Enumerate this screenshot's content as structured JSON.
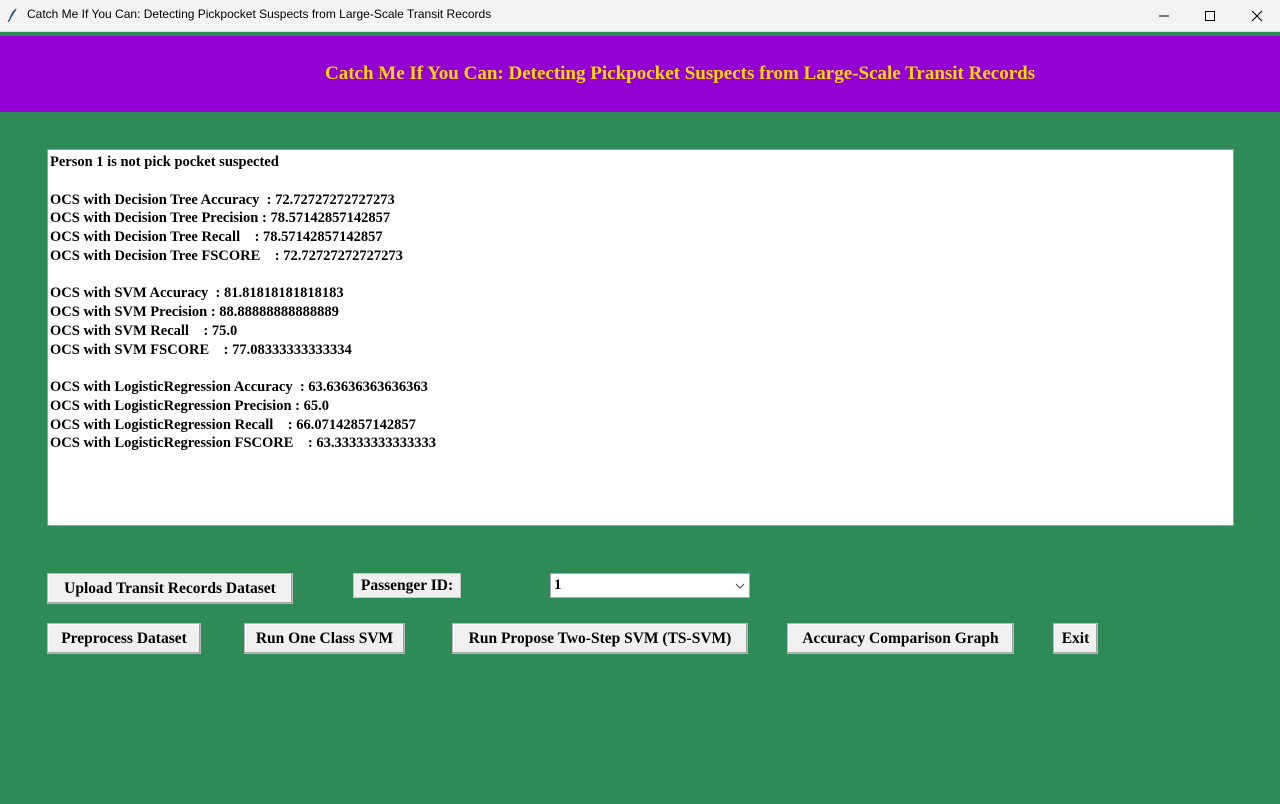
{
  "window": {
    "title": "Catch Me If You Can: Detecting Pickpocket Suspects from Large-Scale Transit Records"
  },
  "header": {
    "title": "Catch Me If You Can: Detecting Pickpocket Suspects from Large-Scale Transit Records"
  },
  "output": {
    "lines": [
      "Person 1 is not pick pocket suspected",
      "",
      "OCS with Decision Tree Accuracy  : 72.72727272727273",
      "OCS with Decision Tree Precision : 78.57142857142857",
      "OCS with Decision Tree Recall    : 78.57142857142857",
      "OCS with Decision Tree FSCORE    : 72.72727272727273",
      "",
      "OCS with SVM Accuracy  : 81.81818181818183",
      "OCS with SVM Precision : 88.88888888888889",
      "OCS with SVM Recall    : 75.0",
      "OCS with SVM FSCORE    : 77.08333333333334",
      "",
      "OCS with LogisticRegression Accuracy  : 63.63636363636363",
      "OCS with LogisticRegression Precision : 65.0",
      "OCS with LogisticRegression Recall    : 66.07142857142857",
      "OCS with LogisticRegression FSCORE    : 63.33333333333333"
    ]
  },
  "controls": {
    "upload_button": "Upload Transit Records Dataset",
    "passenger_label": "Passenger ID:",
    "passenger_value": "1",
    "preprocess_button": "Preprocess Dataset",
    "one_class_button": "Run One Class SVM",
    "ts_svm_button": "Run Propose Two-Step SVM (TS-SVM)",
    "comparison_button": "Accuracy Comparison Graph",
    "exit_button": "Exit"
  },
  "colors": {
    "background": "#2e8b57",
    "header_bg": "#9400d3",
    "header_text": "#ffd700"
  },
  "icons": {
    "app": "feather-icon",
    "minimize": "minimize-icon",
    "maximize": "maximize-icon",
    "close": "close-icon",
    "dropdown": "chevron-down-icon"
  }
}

--

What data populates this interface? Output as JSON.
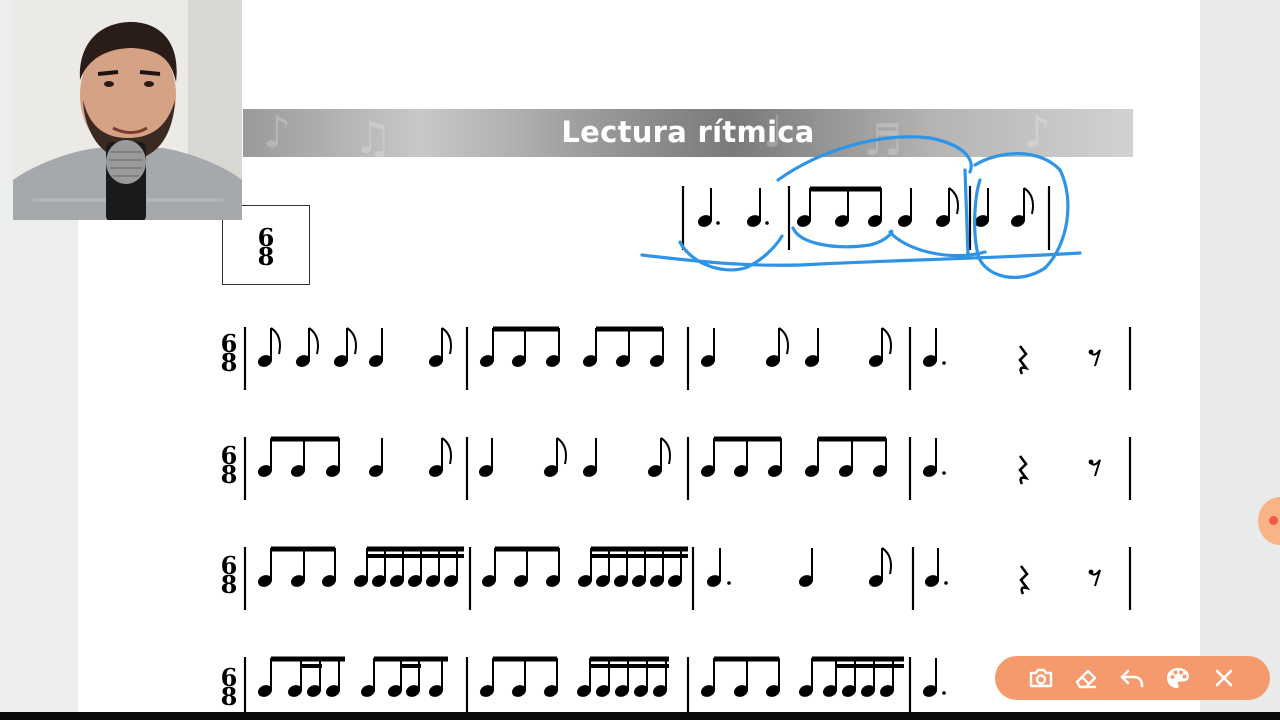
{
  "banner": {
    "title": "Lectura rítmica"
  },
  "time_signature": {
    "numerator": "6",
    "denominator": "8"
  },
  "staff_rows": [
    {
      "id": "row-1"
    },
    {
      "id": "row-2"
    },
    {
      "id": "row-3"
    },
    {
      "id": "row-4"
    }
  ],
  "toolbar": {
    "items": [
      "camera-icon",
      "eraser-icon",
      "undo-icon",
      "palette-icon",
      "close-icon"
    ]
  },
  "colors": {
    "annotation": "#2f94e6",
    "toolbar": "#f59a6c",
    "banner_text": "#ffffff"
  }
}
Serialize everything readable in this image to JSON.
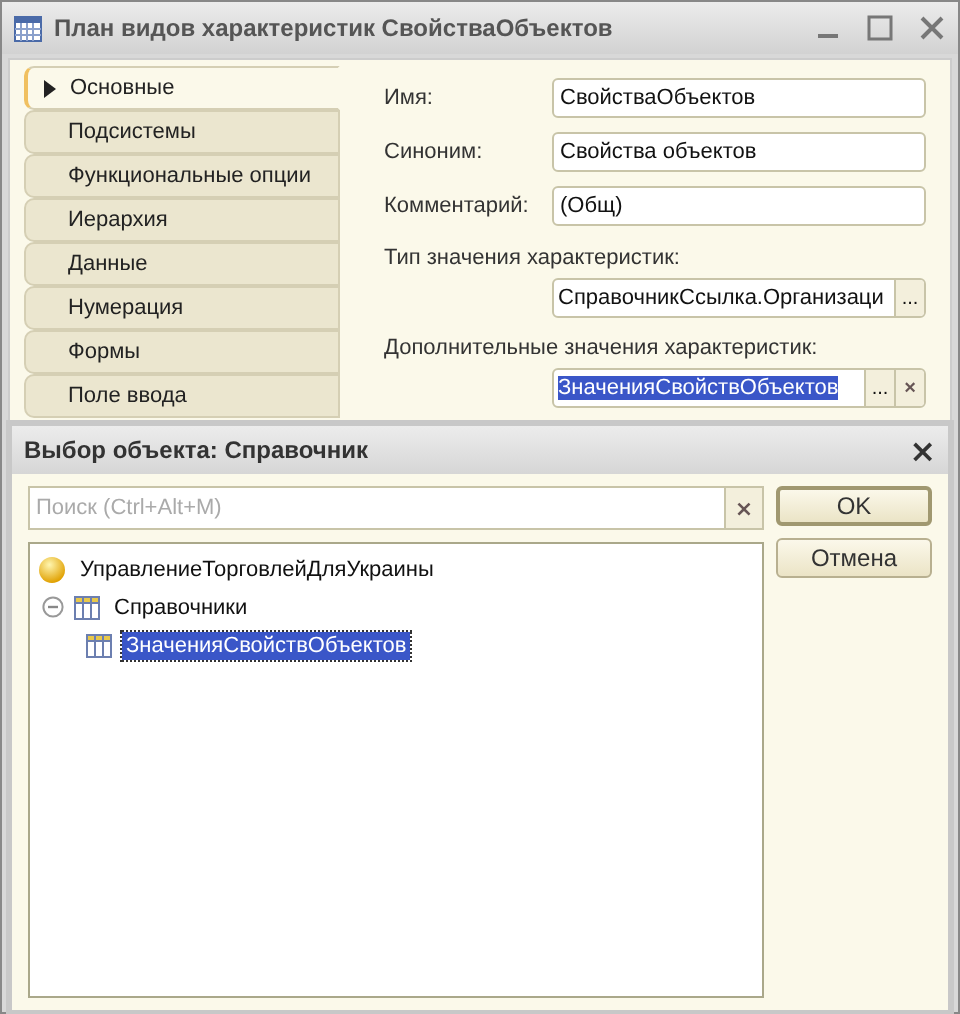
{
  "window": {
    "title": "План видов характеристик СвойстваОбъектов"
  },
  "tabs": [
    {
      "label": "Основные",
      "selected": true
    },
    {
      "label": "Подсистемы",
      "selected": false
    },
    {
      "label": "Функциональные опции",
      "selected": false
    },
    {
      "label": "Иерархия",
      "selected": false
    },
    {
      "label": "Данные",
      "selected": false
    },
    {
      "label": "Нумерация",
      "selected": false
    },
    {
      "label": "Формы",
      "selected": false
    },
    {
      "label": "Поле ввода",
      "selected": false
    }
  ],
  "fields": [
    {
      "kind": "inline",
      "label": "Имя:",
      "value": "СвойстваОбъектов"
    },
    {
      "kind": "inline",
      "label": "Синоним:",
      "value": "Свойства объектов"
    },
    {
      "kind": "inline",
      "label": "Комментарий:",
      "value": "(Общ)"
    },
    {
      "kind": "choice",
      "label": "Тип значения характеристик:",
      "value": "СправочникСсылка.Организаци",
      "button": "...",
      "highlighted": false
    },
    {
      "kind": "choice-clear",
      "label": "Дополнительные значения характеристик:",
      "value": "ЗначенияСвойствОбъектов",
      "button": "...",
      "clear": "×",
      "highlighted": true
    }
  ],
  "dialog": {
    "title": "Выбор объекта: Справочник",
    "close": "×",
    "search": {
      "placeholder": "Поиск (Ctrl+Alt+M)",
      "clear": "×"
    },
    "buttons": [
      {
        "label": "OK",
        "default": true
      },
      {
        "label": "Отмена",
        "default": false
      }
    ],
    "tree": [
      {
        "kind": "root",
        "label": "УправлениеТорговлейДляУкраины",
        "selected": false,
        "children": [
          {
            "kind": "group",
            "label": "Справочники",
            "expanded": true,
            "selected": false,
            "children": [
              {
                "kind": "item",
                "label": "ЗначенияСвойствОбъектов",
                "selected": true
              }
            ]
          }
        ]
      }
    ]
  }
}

*SET TASK*
Give only the number of lines in the material above where the string "kind" appears.

*SOLUTION TO THE PROBLEM*
8